**AIM OF THE EXERCISE:** Print every entry word for word, but omit the pictures.
-- THE RECORDS start --
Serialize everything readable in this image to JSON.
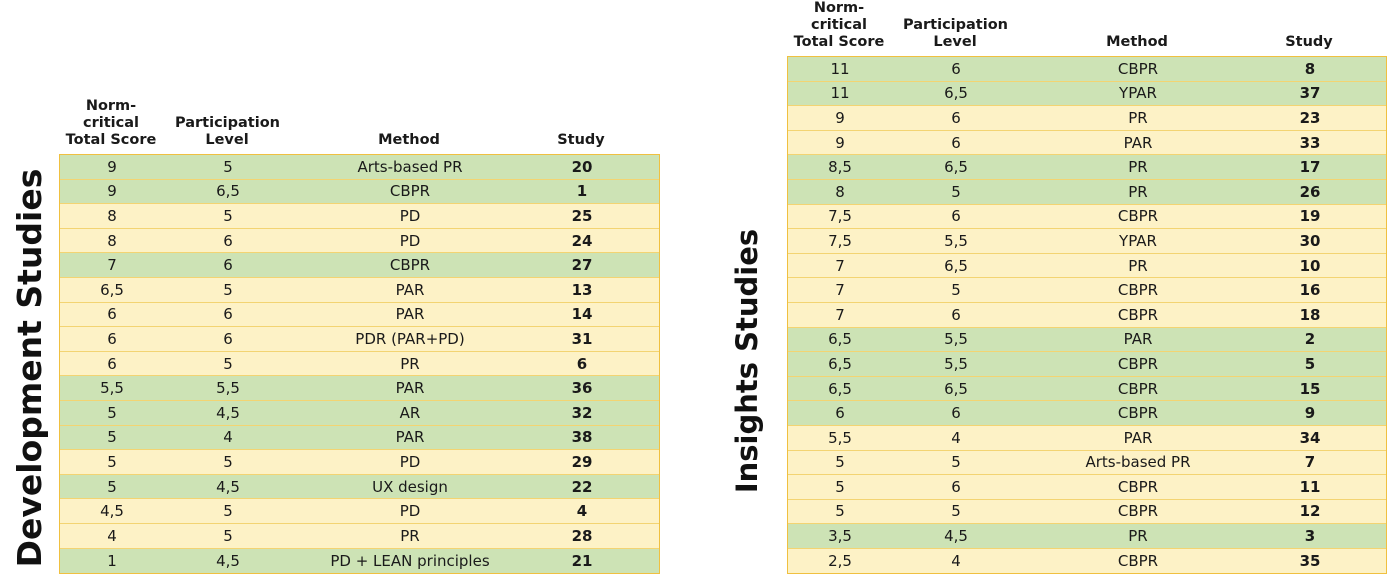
{
  "dev": {
    "title": "Development Studies",
    "headers": {
      "score": "Norm-critical\nTotal Score",
      "participation": "Participation\nLevel",
      "method": "Method",
      "study": "Study"
    },
    "rows": [
      {
        "score": "9",
        "participation": "5",
        "method": "Arts-based PR",
        "study": "20",
        "color": "#cde3b5"
      },
      {
        "score": "9",
        "participation": "6,5",
        "method": "CBPR",
        "study": "1",
        "color": "#cde3b5"
      },
      {
        "score": "8",
        "participation": "5",
        "method": "PD",
        "study": "25",
        "color": "#fdf2c6"
      },
      {
        "score": "8",
        "participation": "6",
        "method": "PD",
        "study": "24",
        "color": "#fdf2c6"
      },
      {
        "score": "7",
        "participation": "6",
        "method": "CBPR",
        "study": "27",
        "color": "#cde3b5"
      },
      {
        "score": "6,5",
        "participation": "5",
        "method": "PAR",
        "study": "13",
        "color": "#fdf2c6"
      },
      {
        "score": "6",
        "participation": "6",
        "method": "PAR",
        "study": "14",
        "color": "#fdf2c6"
      },
      {
        "score": "6",
        "participation": "6",
        "method": "PDR (PAR+PD)",
        "study": "31",
        "color": "#fdf2c6"
      },
      {
        "score": "6",
        "participation": "5",
        "method": "PR",
        "study": "6",
        "color": "#fdf2c6"
      },
      {
        "score": "5,5",
        "participation": "5,5",
        "method": "PAR",
        "study": "36",
        "color": "#cde3b5"
      },
      {
        "score": "5",
        "participation": "4,5",
        "method": "AR",
        "study": "32",
        "color": "#cde3b5"
      },
      {
        "score": "5",
        "participation": "4",
        "method": "PAR",
        "study": "38",
        "color": "#cde3b5"
      },
      {
        "score": "5",
        "participation": "5",
        "method": "PD",
        "study": "29",
        "color": "#fdf2c6"
      },
      {
        "score": "5",
        "participation": "4,5",
        "method": "UX design",
        "study": "22",
        "color": "#cde3b5"
      },
      {
        "score": "4,5",
        "participation": "5",
        "method": "PD",
        "study": "4",
        "color": "#fdf2c6"
      },
      {
        "score": "4",
        "participation": "5",
        "method": "PR",
        "study": "28",
        "color": "#fdf2c6"
      },
      {
        "score": "1",
        "participation": "4,5",
        "method": "PD + LEAN principles",
        "study": "21",
        "color": "#cde3b5"
      }
    ]
  },
  "ins": {
    "title": "Insights Studies",
    "headers": {
      "score": "Norm-critical\nTotal Score",
      "participation": "Participation\nLevel",
      "method": "Method",
      "study": "Study"
    },
    "rows": [
      {
        "score": "11",
        "participation": "6",
        "method": "CBPR",
        "study": "8",
        "color": "#cde3b5"
      },
      {
        "score": "11",
        "participation": "6,5",
        "method": "YPAR",
        "study": "37",
        "color": "#cde3b5"
      },
      {
        "score": "9",
        "participation": "6",
        "method": "PR",
        "study": "23",
        "color": "#fdf2c6"
      },
      {
        "score": "9",
        "participation": "6",
        "method": "PAR",
        "study": "33",
        "color": "#fdf2c6"
      },
      {
        "score": "8,5",
        "participation": "6,5",
        "method": "PR",
        "study": "17",
        "color": "#cde3b5"
      },
      {
        "score": "8",
        "participation": "5",
        "method": "PR",
        "study": "26",
        "color": "#cde3b5"
      },
      {
        "score": "7,5",
        "participation": "6",
        "method": "CBPR",
        "study": "19",
        "color": "#fdf2c6"
      },
      {
        "score": "7,5",
        "participation": "5,5",
        "method": "YPAR",
        "study": "30",
        "color": "#fdf2c6"
      },
      {
        "score": "7",
        "participation": "6,5",
        "method": "PR",
        "study": "10",
        "color": "#fdf2c6"
      },
      {
        "score": "7",
        "participation": "5",
        "method": "CBPR",
        "study": "16",
        "color": "#fdf2c6"
      },
      {
        "score": "7",
        "participation": "6",
        "method": "CBPR",
        "study": "18",
        "color": "#fdf2c6"
      },
      {
        "score": "6,5",
        "participation": "5,5",
        "method": "PAR",
        "study": "2",
        "color": "#cde3b5"
      },
      {
        "score": "6,5",
        "participation": "5,5",
        "method": "CBPR",
        "study": "5",
        "color": "#cde3b5"
      },
      {
        "score": "6,5",
        "participation": "6,5",
        "method": "CBPR",
        "study": "15",
        "color": "#cde3b5"
      },
      {
        "score": "6",
        "participation": "6",
        "method": "CBPR",
        "study": "9",
        "color": "#cde3b5"
      },
      {
        "score": "5,5",
        "participation": "4",
        "method": "PAR",
        "study": "34",
        "color": "#fdf2c6"
      },
      {
        "score": "5",
        "participation": "5",
        "method": "Arts-based PR",
        "study": "7",
        "color": "#fdf2c6"
      },
      {
        "score": "5",
        "participation": "6",
        "method": "CBPR",
        "study": "11",
        "color": "#fdf2c6"
      },
      {
        "score": "5",
        "participation": "5",
        "method": "CBPR",
        "study": "12",
        "color": "#fdf2c6"
      },
      {
        "score": "3,5",
        "participation": "4,5",
        "method": "PR",
        "study": "3",
        "color": "#cde3b5"
      },
      {
        "score": "2,5",
        "participation": "4",
        "method": "CBPR",
        "study": "35",
        "color": "#fdf2c6"
      }
    ]
  }
}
-- THE RECORDS end --
**THE OUTPUT:**
Serialize everything readable in this image to JSON.
{
  "dev": {
    "title": "Development Studies",
    "headers": {
      "score": "Norm-critical\nTotal Score",
      "participation": "Participation\nLevel",
      "method": "Method",
      "study": "Study"
    },
    "rows": [
      {
        "score": "9",
        "participation": "5",
        "method": "Arts-based PR",
        "study": "20",
        "color": "#cde3b5"
      },
      {
        "score": "9",
        "participation": "6,5",
        "method": "CBPR",
        "study": "1",
        "color": "#cde3b5"
      },
      {
        "score": "8",
        "participation": "5",
        "method": "PD",
        "study": "25",
        "color": "#fdf2c6"
      },
      {
        "score": "8",
        "participation": "6",
        "method": "PD",
        "study": "24",
        "color": "#fdf2c6"
      },
      {
        "score": "7",
        "participation": "6",
        "method": "CBPR",
        "study": "27",
        "color": "#cde3b5"
      },
      {
        "score": "6,5",
        "participation": "5",
        "method": "PAR",
        "study": "13",
        "color": "#fdf2c6"
      },
      {
        "score": "6",
        "participation": "6",
        "method": "PAR",
        "study": "14",
        "color": "#fdf2c6"
      },
      {
        "score": "6",
        "participation": "6",
        "method": "PDR (PAR+PD)",
        "study": "31",
        "color": "#fdf2c6"
      },
      {
        "score": "6",
        "participation": "5",
        "method": "PR",
        "study": "6",
        "color": "#fdf2c6"
      },
      {
        "score": "5,5",
        "participation": "5,5",
        "method": "PAR",
        "study": "36",
        "color": "#cde3b5"
      },
      {
        "score": "5",
        "participation": "4,5",
        "method": "AR",
        "study": "32",
        "color": "#cde3b5"
      },
      {
        "score": "5",
        "participation": "4",
        "method": "PAR",
        "study": "38",
        "color": "#cde3b5"
      },
      {
        "score": "5",
        "participation": "5",
        "method": "PD",
        "study": "29",
        "color": "#fdf2c6"
      },
      {
        "score": "5",
        "participation": "4,5",
        "method": "UX design",
        "study": "22",
        "color": "#cde3b5"
      },
      {
        "score": "4,5",
        "participation": "5",
        "method": "PD",
        "study": "4",
        "color": "#fdf2c6"
      },
      {
        "score": "4",
        "participation": "5",
        "method": "PR",
        "study": "28",
        "color": "#fdf2c6"
      },
      {
        "score": "1",
        "participation": "4,5",
        "method": "PD + LEAN principles",
        "study": "21",
        "color": "#cde3b5"
      }
    ]
  },
  "ins": {
    "title": "Insights Studies",
    "headers": {
      "score": "Norm-critical\nTotal Score",
      "participation": "Participation\nLevel",
      "method": "Method",
      "study": "Study"
    },
    "rows": [
      {
        "score": "11",
        "participation": "6",
        "method": "CBPR",
        "study": "8",
        "color": "#cde3b5"
      },
      {
        "score": "11",
        "participation": "6,5",
        "method": "YPAR",
        "study": "37",
        "color": "#cde3b5"
      },
      {
        "score": "9",
        "participation": "6",
        "method": "PR",
        "study": "23",
        "color": "#fdf2c6"
      },
      {
        "score": "9",
        "participation": "6",
        "method": "PAR",
        "study": "33",
        "color": "#fdf2c6"
      },
      {
        "score": "8,5",
        "participation": "6,5",
        "method": "PR",
        "study": "17",
        "color": "#cde3b5"
      },
      {
        "score": "8",
        "participation": "5",
        "method": "PR",
        "study": "26",
        "color": "#cde3b5"
      },
      {
        "score": "7,5",
        "participation": "6",
        "method": "CBPR",
        "study": "19",
        "color": "#fdf2c6"
      },
      {
        "score": "7,5",
        "participation": "5,5",
        "method": "YPAR",
        "study": "30",
        "color": "#fdf2c6"
      },
      {
        "score": "7",
        "participation": "6,5",
        "method": "PR",
        "study": "10",
        "color": "#fdf2c6"
      },
      {
        "score": "7",
        "participation": "5",
        "method": "CBPR",
        "study": "16",
        "color": "#fdf2c6"
      },
      {
        "score": "7",
        "participation": "6",
        "method": "CBPR",
        "study": "18",
        "color": "#fdf2c6"
      },
      {
        "score": "6,5",
        "participation": "5,5",
        "method": "PAR",
        "study": "2",
        "color": "#cde3b5"
      },
      {
        "score": "6,5",
        "participation": "5,5",
        "method": "CBPR",
        "study": "5",
        "color": "#cde3b5"
      },
      {
        "score": "6,5",
        "participation": "6,5",
        "method": "CBPR",
        "study": "15",
        "color": "#cde3b5"
      },
      {
        "score": "6",
        "participation": "6",
        "method": "CBPR",
        "study": "9",
        "color": "#cde3b5"
      },
      {
        "score": "5,5",
        "participation": "4",
        "method": "PAR",
        "study": "34",
        "color": "#fdf2c6"
      },
      {
        "score": "5",
        "participation": "5",
        "method": "Arts-based PR",
        "study": "7",
        "color": "#fdf2c6"
      },
      {
        "score": "5",
        "participation": "6",
        "method": "CBPR",
        "study": "11",
        "color": "#fdf2c6"
      },
      {
        "score": "5",
        "participation": "5",
        "method": "CBPR",
        "study": "12",
        "color": "#fdf2c6"
      },
      {
        "score": "3,5",
        "participation": "4,5",
        "method": "PR",
        "study": "3",
        "color": "#cde3b5"
      },
      {
        "score": "2,5",
        "participation": "4",
        "method": "CBPR",
        "study": "35",
        "color": "#fdf2c6"
      }
    ]
  }
}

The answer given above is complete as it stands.